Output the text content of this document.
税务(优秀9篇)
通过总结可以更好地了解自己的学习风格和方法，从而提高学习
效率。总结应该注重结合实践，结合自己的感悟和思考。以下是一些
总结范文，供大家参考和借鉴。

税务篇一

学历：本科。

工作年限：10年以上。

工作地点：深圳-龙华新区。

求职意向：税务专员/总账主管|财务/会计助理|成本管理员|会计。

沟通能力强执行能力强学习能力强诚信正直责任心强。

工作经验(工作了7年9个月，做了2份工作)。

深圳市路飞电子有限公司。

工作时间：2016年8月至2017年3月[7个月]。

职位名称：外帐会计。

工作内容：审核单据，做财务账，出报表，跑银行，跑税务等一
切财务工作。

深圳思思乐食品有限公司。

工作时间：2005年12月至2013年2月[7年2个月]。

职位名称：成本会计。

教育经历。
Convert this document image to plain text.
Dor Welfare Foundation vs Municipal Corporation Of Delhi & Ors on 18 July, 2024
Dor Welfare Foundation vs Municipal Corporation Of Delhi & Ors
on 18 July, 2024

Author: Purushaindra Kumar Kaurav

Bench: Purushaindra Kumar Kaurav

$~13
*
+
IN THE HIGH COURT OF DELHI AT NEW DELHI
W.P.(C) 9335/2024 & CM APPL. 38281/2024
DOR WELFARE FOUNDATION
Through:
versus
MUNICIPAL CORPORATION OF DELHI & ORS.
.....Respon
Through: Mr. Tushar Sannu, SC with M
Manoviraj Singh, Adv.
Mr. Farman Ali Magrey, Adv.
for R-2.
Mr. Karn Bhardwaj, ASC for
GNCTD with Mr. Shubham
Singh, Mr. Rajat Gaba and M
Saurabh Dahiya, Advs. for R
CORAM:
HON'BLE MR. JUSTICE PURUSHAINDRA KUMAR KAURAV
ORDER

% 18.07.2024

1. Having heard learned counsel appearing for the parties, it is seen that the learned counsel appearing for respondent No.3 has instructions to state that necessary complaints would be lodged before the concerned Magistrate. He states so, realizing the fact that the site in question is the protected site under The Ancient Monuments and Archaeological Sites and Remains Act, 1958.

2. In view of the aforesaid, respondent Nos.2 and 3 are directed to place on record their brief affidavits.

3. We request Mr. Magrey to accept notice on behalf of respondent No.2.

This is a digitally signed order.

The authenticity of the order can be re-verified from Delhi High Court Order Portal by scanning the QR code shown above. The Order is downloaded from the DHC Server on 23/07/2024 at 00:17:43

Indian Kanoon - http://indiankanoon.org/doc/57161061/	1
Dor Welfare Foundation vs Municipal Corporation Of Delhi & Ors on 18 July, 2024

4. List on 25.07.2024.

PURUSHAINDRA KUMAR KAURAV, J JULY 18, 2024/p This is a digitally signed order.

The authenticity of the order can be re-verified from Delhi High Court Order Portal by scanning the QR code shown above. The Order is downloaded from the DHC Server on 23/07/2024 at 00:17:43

* * * * *

-- Exercise --
Check each line of the entries above for the word "工作时间". List the ones that have it.

-- Written solution --
工作时间：2016年8月至2017年3月[7个月]。
工作时间：2005年12月至2013年2月[7年2个月]。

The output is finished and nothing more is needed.